── Entries ──
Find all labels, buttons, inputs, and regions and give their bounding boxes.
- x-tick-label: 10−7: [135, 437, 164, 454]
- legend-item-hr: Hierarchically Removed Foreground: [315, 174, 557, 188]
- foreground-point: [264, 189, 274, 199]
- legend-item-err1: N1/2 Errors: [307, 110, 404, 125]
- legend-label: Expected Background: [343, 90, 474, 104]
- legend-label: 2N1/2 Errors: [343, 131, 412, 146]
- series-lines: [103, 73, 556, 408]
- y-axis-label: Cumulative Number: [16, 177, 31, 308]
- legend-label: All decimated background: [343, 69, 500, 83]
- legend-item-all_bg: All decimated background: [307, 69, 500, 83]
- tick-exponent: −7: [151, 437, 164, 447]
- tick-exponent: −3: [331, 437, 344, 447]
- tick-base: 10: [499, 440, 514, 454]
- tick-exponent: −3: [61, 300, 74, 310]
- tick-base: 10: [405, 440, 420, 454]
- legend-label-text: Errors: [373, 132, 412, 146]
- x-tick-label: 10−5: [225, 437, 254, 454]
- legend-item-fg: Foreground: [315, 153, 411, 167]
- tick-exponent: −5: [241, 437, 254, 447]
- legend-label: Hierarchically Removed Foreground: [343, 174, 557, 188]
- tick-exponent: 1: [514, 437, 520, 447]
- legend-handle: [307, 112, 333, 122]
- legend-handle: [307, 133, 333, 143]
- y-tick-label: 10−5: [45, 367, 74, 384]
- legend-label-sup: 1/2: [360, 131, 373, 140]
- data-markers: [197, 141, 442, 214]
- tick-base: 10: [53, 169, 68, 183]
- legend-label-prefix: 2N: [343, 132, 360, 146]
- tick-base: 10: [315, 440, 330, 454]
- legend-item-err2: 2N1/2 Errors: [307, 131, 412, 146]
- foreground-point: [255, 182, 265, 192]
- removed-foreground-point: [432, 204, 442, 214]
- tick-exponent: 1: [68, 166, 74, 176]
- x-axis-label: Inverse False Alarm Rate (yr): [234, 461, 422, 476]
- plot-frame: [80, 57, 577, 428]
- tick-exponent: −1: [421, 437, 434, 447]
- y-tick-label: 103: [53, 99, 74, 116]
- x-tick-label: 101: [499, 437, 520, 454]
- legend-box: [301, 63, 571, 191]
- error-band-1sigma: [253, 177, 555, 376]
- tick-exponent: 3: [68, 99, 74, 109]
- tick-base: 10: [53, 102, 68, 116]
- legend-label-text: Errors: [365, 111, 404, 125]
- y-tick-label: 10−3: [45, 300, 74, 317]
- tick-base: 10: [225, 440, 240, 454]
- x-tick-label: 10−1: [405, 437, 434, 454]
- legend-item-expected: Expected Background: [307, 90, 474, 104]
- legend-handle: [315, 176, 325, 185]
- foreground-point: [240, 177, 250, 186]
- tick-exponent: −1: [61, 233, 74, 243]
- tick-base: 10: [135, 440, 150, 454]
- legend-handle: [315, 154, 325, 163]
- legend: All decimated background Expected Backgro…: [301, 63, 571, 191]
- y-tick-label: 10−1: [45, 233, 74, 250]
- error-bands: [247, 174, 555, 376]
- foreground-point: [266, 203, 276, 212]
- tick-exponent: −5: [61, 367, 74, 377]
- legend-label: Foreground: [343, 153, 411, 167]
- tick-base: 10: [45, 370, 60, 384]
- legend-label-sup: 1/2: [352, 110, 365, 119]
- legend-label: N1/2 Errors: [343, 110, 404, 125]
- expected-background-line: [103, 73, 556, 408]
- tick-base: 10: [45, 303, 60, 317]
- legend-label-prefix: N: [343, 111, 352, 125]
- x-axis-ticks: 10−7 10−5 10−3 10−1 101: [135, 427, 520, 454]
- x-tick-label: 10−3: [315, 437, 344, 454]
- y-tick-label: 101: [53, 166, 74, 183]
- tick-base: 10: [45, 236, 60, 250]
───
What is needed: Rewrite the entries from the very start through the line with "- y-axis-label: Cumulative" as a numbered list, leaving out any blank lines.

Response for this exercise:
1. Find all labels, buttons, inputs, and regions and give their bounding boxes.
2. - x-tick-label: 10−7: [135, 437, 164, 454]
3. - legend-item-hr: Hierarchically Removed Foreground: [315, 174, 557, 188]
4. - foreground-point: [264, 189, 274, 199]
5. - legend-item-err1: N1/2 Errors: [307, 110, 404, 125]
6. - legend-label: Expected Background: [343, 90, 474, 104]
7. - legend-label: 2N1/2 Errors: [343, 131, 412, 146]
8. - series-lines: [103, 73, 556, 408]
9. - y-axis-label: Cumulative Number: [16, 177, 31, 308]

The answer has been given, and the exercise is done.